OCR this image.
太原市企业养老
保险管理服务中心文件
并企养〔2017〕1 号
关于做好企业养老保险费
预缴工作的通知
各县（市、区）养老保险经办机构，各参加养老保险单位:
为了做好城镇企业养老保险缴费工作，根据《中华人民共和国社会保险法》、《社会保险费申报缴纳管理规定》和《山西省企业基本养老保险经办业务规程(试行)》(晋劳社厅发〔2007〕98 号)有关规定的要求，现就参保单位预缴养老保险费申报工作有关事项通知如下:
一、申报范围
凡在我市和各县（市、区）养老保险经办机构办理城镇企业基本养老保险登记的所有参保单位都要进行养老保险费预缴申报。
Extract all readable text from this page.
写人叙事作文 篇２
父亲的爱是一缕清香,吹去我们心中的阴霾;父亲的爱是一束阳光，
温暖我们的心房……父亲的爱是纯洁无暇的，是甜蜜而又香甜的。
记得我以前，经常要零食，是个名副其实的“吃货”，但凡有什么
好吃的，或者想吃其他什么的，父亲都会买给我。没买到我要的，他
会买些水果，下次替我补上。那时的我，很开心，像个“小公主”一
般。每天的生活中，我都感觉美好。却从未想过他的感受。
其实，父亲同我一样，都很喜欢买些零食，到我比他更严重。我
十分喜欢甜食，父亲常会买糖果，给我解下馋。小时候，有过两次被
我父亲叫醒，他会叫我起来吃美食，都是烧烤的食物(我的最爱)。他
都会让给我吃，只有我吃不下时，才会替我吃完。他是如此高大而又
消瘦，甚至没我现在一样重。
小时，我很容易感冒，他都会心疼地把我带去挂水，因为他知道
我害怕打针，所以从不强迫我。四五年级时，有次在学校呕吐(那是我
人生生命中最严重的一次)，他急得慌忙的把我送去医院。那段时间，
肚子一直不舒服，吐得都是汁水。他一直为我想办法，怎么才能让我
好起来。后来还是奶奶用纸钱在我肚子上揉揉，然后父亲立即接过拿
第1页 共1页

+--

:: Objective ::
Pick out each line in the material containing "this".

:: Task answer ::
OCR this image.
Extract all readable text from this page.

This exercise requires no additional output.